>> Start STORED DATA

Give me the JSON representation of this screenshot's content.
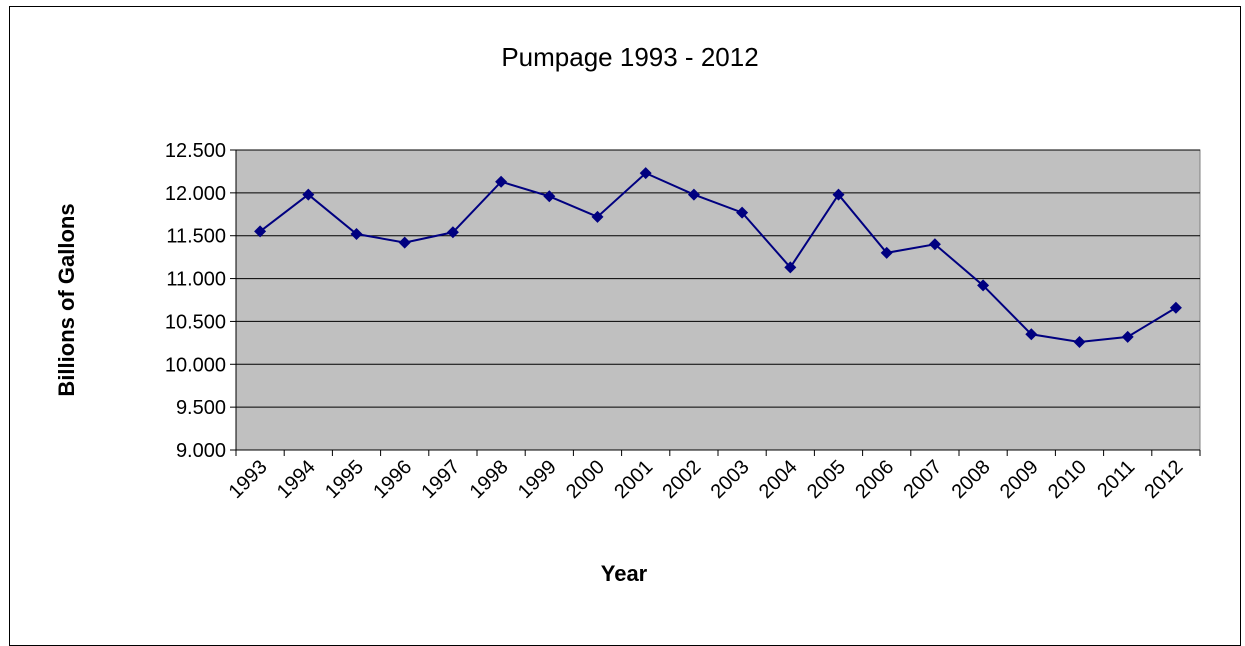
{
  "chart_data": {
    "type": "line",
    "title": "Pumpage 1993 - 2012",
    "xlabel": "Year",
    "ylabel": "Billions of Gallons",
    "categories": [
      "1993",
      "1994",
      "1995",
      "1996",
      "1997",
      "1998",
      "1999",
      "2000",
      "2001",
      "2002",
      "2003",
      "2004",
      "2005",
      "2006",
      "2007",
      "2008",
      "2009",
      "2010",
      "2011",
      "2012"
    ],
    "series": [
      {
        "values": [
          11.55,
          11.98,
          11.52,
          11.42,
          11.54,
          12.13,
          11.96,
          11.72,
          12.23,
          11.98,
          11.77,
          11.13,
          11.98,
          11.3,
          11.4,
          10.92,
          10.35,
          10.26,
          10.32,
          10.66
        ],
        "color": "#000080"
      }
    ],
    "yticks": [
      "9.000",
      "9.500",
      "10.000",
      "10.500",
      "11.000",
      "11.500",
      "12.000",
      "12.500"
    ],
    "ylim": [
      9.0,
      12.5
    ],
    "grid": true,
    "legend": "none",
    "plot_background": "#c0c0c0",
    "line_color": "#000080"
  }
}
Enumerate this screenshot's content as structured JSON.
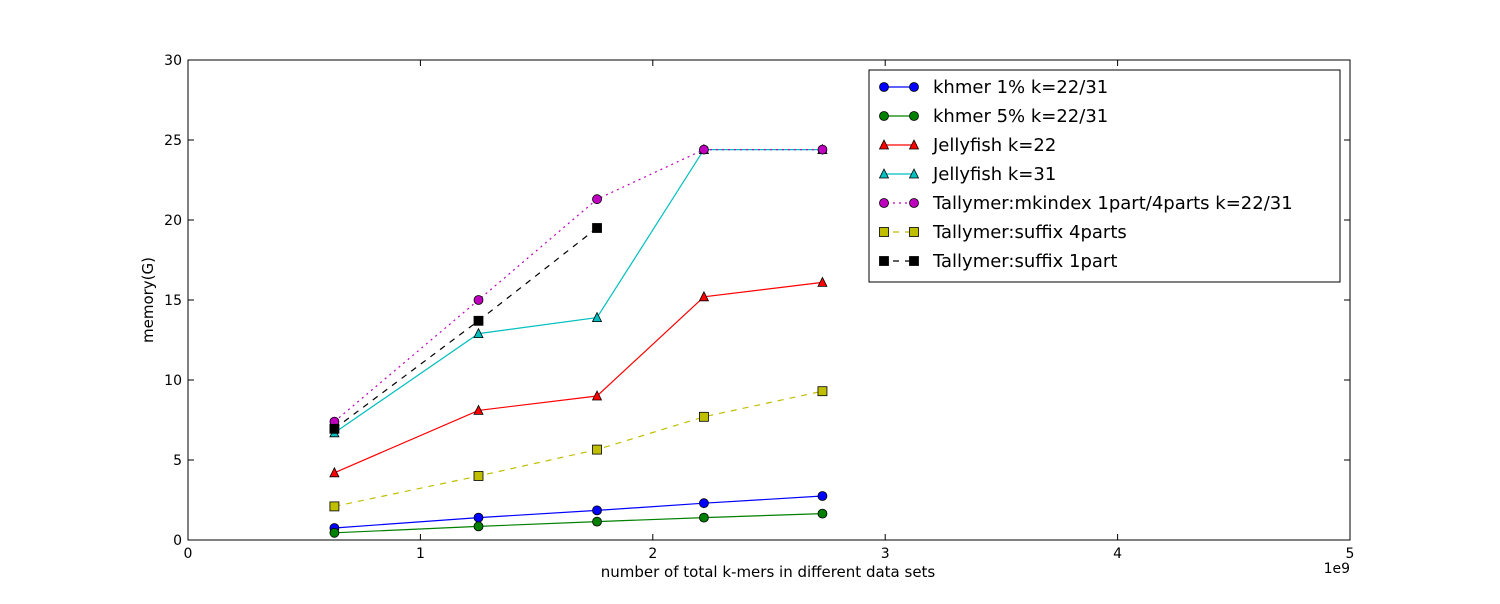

>> End STORED DATA

§ REQUIRED TASK
Transcribe the preceding listing in its entirety and with exact wording, leaving out pictures.

§ ANSWER TO THE EXERCISE
Give me the JSON representation of this screenshot's content.
{
  "chart_data": {
    "type": "line",
    "title": "Pumpage 1993 - 2012",
    "xlabel": "Year",
    "ylabel": "Billions of Gallons",
    "categories": [
      "1993",
      "1994",
      "1995",
      "1996",
      "1997",
      "1998",
      "1999",
      "2000",
      "2001",
      "2002",
      "2003",
      "2004",
      "2005",
      "2006",
      "2007",
      "2008",
      "2009",
      "2010",
      "2011",
      "2012"
    ],
    "series": [
      {
        "values": [
          11.55,
          11.98,
          11.52,
          11.42,
          11.54,
          12.13,
          11.96,
          11.72,
          12.23,
          11.98,
          11.77,
          11.13,
          11.98,
          11.3,
          11.4,
          10.92,
          10.35,
          10.26,
          10.32,
          10.66
        ],
        "color": "#000080"
      }
    ],
    "yticks": [
      "9.000",
      "9.500",
      "10.000",
      "10.500",
      "11.000",
      "11.500",
      "12.000",
      "12.500"
    ],
    "ylim": [
      9.0,
      12.5
    ],
    "grid": true,
    "legend": "none",
    "plot_background": "#c0c0c0",
    "line_color": "#000080"
  }
}
Enumerate this screenshot's content as structured JSON.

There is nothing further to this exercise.